TASK BRIEF ::
Write the records below out in full, character for character, with no pictures.

EXERCISE DATA ::
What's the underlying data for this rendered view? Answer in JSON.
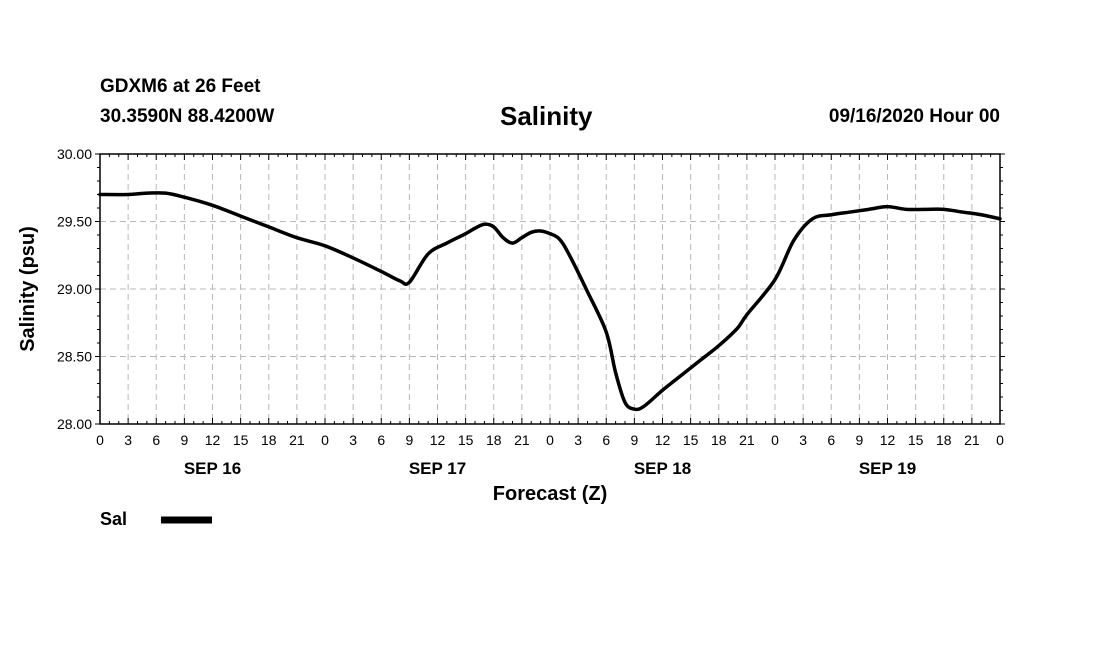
{
  "header": {
    "station_line": "GDXM6 at 26 Feet",
    "coords_line": "30.3590N 88.4200W",
    "date_line": "09/16/2020 Hour 00"
  },
  "chart_data": {
    "type": "line",
    "title": "Salinity",
    "xlabel": "Forecast (Z)",
    "ylabel": "Salinity (psu)",
    "ylim": [
      28.0,
      30.0
    ],
    "xlim_hours": [
      0,
      96
    ],
    "y_ticks": [
      "28.00",
      "28.50",
      "29.00",
      "29.50",
      "30.00"
    ],
    "x_tick_labels": [
      "0",
      "3",
      "6",
      "9",
      "12",
      "15",
      "18",
      "21",
      "0",
      "3",
      "6",
      "9",
      "12",
      "15",
      "18",
      "21",
      "0",
      "3",
      "6",
      "9",
      "12",
      "15",
      "18",
      "21",
      "0",
      "3",
      "6",
      "9",
      "12",
      "15",
      "18",
      "21",
      "0"
    ],
    "day_labels": [
      {
        "label": "SEP 16",
        "hour": 12
      },
      {
        "label": "SEP 17",
        "hour": 36
      },
      {
        "label": "SEP 18",
        "hour": 60
      },
      {
        "label": "SEP 19",
        "hour": 84
      }
    ],
    "grid": true,
    "series": [
      {
        "name": "Sal",
        "x": [
          0,
          3,
          5,
          7,
          9,
          12,
          15,
          18,
          21,
          24,
          27,
          30,
          32,
          33,
          35,
          37,
          39,
          40,
          41,
          42,
          43,
          44,
          45,
          46,
          47,
          48,
          49,
          50,
          52,
          54,
          55,
          56,
          57,
          58,
          60,
          62,
          64,
          66,
          68,
          69,
          72,
          74,
          76,
          78,
          80,
          82,
          84,
          86,
          88,
          90,
          92,
          94,
          96
        ],
        "y": [
          29.7,
          29.7,
          29.71,
          29.71,
          29.68,
          29.62,
          29.54,
          29.46,
          29.38,
          29.32,
          29.23,
          29.13,
          29.06,
          29.05,
          29.26,
          29.34,
          29.41,
          29.45,
          29.48,
          29.46,
          29.38,
          29.34,
          29.38,
          29.42,
          29.43,
          29.41,
          29.37,
          29.26,
          28.98,
          28.68,
          28.38,
          28.16,
          28.11,
          28.13,
          28.25,
          28.36,
          28.47,
          28.58,
          28.71,
          28.81,
          29.07,
          29.36,
          29.52,
          29.55,
          29.57,
          29.59,
          29.61,
          29.59,
          29.59,
          29.59,
          29.57,
          29.55,
          29.52
        ]
      }
    ]
  },
  "legend": {
    "label": "Sal",
    "color": "#000000"
  }
}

OUTPUT BELOW ::
What's the underlying data for this rendered view? Answer in JSON.
{
  "header": {
    "station_line": "GDXM6 at 26 Feet",
    "coords_line": "30.3590N 88.4200W",
    "date_line": "09/16/2020 Hour 00"
  },
  "chart_data": {
    "type": "line",
    "title": "Salinity",
    "xlabel": "Forecast (Z)",
    "ylabel": "Salinity (psu)",
    "ylim": [
      28.0,
      30.0
    ],
    "xlim_hours": [
      0,
      96
    ],
    "y_ticks": [
      "28.00",
      "28.50",
      "29.00",
      "29.50",
      "30.00"
    ],
    "x_tick_labels": [
      "0",
      "3",
      "6",
      "9",
      "12",
      "15",
      "18",
      "21",
      "0",
      "3",
      "6",
      "9",
      "12",
      "15",
      "18",
      "21",
      "0",
      "3",
      "6",
      "9",
      "12",
      "15",
      "18",
      "21",
      "0",
      "3",
      "6",
      "9",
      "12",
      "15",
      "18",
      "21",
      "0"
    ],
    "day_labels": [
      {
        "label": "SEP 16",
        "hour": 12
      },
      {
        "label": "SEP 17",
        "hour": 36
      },
      {
        "label": "SEP 18",
        "hour": 60
      },
      {
        "label": "SEP 19",
        "hour": 84
      }
    ],
    "grid": true,
    "series": [
      {
        "name": "Sal",
        "x": [
          0,
          3,
          5,
          7,
          9,
          12,
          15,
          18,
          21,
          24,
          27,
          30,
          32,
          33,
          35,
          37,
          39,
          40,
          41,
          42,
          43,
          44,
          45,
          46,
          47,
          48,
          49,
          50,
          52,
          54,
          55,
          56,
          57,
          58,
          60,
          62,
          64,
          66,
          68,
          69,
          72,
          74,
          76,
          78,
          80,
          82,
          84,
          86,
          88,
          90,
          92,
          94,
          96
        ],
        "y": [
          29.7,
          29.7,
          29.71,
          29.71,
          29.68,
          29.62,
          29.54,
          29.46,
          29.38,
          29.32,
          29.23,
          29.13,
          29.06,
          29.05,
          29.26,
          29.34,
          29.41,
          29.45,
          29.48,
          29.46,
          29.38,
          29.34,
          29.38,
          29.42,
          29.43,
          29.41,
          29.37,
          29.26,
          28.98,
          28.68,
          28.38,
          28.16,
          28.11,
          28.13,
          28.25,
          28.36,
          28.47,
          28.58,
          28.71,
          28.81,
          29.07,
          29.36,
          29.52,
          29.55,
          29.57,
          29.59,
          29.61,
          29.59,
          29.59,
          29.59,
          29.57,
          29.55,
          29.52
        ]
      }
    ]
  },
  "legend": {
    "label": "Sal",
    "color": "#000000"
  }
}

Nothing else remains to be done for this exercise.